Exercise details: Can you transcribe every record below exactly as it appears?

Stored entries:
===

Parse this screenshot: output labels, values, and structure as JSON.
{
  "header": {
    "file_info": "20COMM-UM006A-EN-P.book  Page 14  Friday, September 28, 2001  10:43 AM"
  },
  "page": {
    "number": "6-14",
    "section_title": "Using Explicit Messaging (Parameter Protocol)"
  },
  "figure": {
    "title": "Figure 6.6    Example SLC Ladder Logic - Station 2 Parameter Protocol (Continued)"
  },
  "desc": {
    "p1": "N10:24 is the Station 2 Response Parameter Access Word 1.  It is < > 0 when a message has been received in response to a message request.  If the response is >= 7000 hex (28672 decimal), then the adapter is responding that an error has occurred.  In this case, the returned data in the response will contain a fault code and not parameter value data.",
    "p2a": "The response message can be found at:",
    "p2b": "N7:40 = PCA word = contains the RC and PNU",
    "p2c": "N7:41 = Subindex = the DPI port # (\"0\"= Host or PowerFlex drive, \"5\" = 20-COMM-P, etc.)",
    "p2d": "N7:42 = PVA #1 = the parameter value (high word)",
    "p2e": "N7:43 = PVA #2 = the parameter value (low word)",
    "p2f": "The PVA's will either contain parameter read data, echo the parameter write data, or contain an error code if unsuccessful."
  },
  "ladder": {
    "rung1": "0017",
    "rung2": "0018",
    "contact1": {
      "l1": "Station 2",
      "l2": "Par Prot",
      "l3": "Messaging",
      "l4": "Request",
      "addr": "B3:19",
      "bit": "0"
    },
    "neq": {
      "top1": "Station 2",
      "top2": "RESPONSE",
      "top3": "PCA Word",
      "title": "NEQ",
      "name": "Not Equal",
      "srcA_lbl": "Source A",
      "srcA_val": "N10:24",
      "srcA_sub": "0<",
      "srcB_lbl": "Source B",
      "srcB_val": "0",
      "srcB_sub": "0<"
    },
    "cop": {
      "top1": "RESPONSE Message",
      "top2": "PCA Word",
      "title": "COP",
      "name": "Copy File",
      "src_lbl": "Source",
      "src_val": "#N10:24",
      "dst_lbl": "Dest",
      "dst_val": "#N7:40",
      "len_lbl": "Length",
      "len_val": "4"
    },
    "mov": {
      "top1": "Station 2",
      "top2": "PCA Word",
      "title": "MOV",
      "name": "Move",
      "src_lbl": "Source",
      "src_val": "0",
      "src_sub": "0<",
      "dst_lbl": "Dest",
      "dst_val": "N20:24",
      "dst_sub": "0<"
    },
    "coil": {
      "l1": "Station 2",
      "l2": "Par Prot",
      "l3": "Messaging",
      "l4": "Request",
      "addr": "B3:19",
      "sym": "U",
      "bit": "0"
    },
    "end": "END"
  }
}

===

Written response:
Parse this screenshot: output labels, values, and structure as JSON.
{
  "header": {
    "file_info": "20COMM-UM006A-EN-P.book  Page 14  Friday, September 28, 2001  10:43 AM"
  },
  "page": {
    "number": "6-14",
    "section_title": "Using Explicit Messaging (Parameter Protocol)"
  },
  "figure": {
    "title": "Figure 6.6    Example SLC Ladder Logic - Station 2 Parameter Protocol (Continued)"
  },
  "desc": {
    "p1": "N10:24 is the Station 2 Response Parameter Access Word 1.  It is < > 0 when a message has been received in response to a message request.  If the response is >= 7000 hex (28672 decimal), then the adapter is responding that an error has occurred.  In this case, the returned data in the response will contain a fault code and not parameter value data.",
    "p2a": "The response message can be found at:",
    "p2b": "N7:40 = PCA word = contains the RC and PNU",
    "p2c": "N7:41 = Subindex = the DPI port # (\"0\"= Host or PowerFlex drive, \"5\" = 20-COMM-P, etc.)",
    "p2d": "N7:42 = PVA #1 = the parameter value (high word)",
    "p2e": "N7:43 = PVA #2 = the parameter value (low word)",
    "p2f": "The PVA's will either contain parameter read data, echo the parameter write data, or contain an error code if unsuccessful."
  },
  "ladder": {
    "rung1": "0017",
    "rung2": "0018",
    "contact1": {
      "l1": "Station 2",
      "l2": "Par Prot",
      "l3": "Messaging",
      "l4": "Request",
      "addr": "B3:19",
      "bit": "0"
    },
    "neq": {
      "top1": "Station 2",
      "top2": "RESPONSE",
      "top3": "PCA Word",
      "title": "NEQ",
      "name": "Not Equal",
      "srcA_lbl": "Source A",
      "srcA_val": "N10:24",
      "srcA_sub": "0<",
      "srcB_lbl": "Source B",
      "srcB_val": "0",
      "srcB_sub": "0<"
    },
    "cop": {
      "top1": "RESPONSE Message",
      "top2": "PCA Word",
      "title": "COP",
      "name": "Copy File",
      "src_lbl": "Source",
      "src_val": "#N10:24",
      "dst_lbl": "Dest",
      "dst_val": "#N7:40",
      "len_lbl": "Length",
      "len_val": "4"
    },
    "mov": {
      "top1": "Station 2",
      "top2": "PCA Word",
      "title": "MOV",
      "name": "Move",
      "src_lbl": "Source",
      "src_val": "0",
      "src_sub": "0<",
      "dst_lbl": "Dest",
      "dst_val": "N20:24",
      "dst_sub": "0<"
    },
    "coil": {
      "l1": "Station 2",
      "l2": "Par Prot",
      "l3": "Messaging",
      "l4": "Request",
      "addr": "B3:19",
      "sym": "U",
      "bit": "0"
    },
    "end": "END"
  }
}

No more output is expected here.